**WHAT IS EXPECTED:**
Copy each line exactly.

....

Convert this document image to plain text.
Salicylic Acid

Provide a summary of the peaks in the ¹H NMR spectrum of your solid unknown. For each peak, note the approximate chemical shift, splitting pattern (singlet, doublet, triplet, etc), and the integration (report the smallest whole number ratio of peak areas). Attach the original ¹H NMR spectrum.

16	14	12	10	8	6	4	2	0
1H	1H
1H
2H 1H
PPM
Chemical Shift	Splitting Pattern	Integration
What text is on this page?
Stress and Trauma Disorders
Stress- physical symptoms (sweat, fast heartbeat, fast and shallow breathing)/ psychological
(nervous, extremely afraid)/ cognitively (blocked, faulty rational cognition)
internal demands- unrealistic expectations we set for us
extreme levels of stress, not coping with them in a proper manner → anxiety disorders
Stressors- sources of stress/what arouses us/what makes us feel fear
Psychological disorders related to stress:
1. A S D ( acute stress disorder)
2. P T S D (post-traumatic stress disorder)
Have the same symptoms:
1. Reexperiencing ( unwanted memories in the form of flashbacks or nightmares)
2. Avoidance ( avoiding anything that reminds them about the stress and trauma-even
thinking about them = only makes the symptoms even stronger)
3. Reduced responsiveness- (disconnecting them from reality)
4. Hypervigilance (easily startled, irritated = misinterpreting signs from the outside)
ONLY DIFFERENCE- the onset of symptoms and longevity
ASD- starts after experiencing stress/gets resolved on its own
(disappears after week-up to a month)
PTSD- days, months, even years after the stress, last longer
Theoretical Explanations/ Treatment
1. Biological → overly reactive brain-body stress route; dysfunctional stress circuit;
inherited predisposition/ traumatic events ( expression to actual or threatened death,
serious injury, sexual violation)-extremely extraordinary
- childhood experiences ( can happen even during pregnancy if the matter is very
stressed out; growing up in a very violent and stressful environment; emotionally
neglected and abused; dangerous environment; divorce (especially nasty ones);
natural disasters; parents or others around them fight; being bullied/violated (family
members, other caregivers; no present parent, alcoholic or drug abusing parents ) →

....

**CORRECT OUTPUT:**
Convert this document image to plain text.
Salicylic Acid

Provide a summary of the peaks in the ¹H NMR spectrum of your solid unknown. For each peak, note the approximate chemical shift, splitting pattern (singlet, doublet, triplet, etc), and the integration (report the smallest whole number ratio of peak areas). Attach the original ¹H NMR spectrum.

16	14	12	10	8	6	4	2	0
1H	1H
1H
2H 1H
PPM
Chemical Shift	Splitting Pattern	Integration
What text is on this page?
Stress and Trauma Disorders
Stress- physical symptoms (sweat, fast heartbeat, fast and shallow breathing)/ psychological
(nervous, extremely afraid)/ cognitively (blocked, faulty rational cognition)
internal demands- unrealistic expectations we set for us
extreme levels of stress, not coping with them in a proper manner → anxiety disorders
Stressors- sources of stress/what arouses us/what makes us feel fear
Psychological disorders related to stress:
1. A S D ( acute stress disorder)
2. P T S D (post-traumatic stress disorder)
Have the same symptoms:
1. Reexperiencing ( unwanted memories in the form of flashbacks or nightmares)
2. Avoidance ( avoiding anything that reminds them about the stress and trauma-even
thinking about them = only makes the symptoms even stronger)
3. Reduced responsiveness- (disconnecting them from reality)
4. Hypervigilance (easily startled, irritated = misinterpreting signs from the outside)
ONLY DIFFERENCE- the onset of symptoms and longevity
ASD- starts after experiencing stress/gets resolved on its own
(disappears after week-up to a month)
PTSD- days, months, even years after the stress, last longer
Theoretical Explanations/ Treatment
1. Biological → overly reactive brain-body stress route; dysfunctional stress circuit;
inherited predisposition/ traumatic events ( expression to actual or threatened death,
serious injury, sexual violation)-extremely extraordinary
- childhood experiences ( can happen even during pregnancy if the matter is very
stressed out; growing up in a very violent and stressful environment; emotionally
neglected and abused; dangerous environment; divorce (especially nasty ones);
natural disasters; parents or others around them fight; being bullied/violated (family
members, other caregivers; no present parent, alcoholic or drug abusing parents ) →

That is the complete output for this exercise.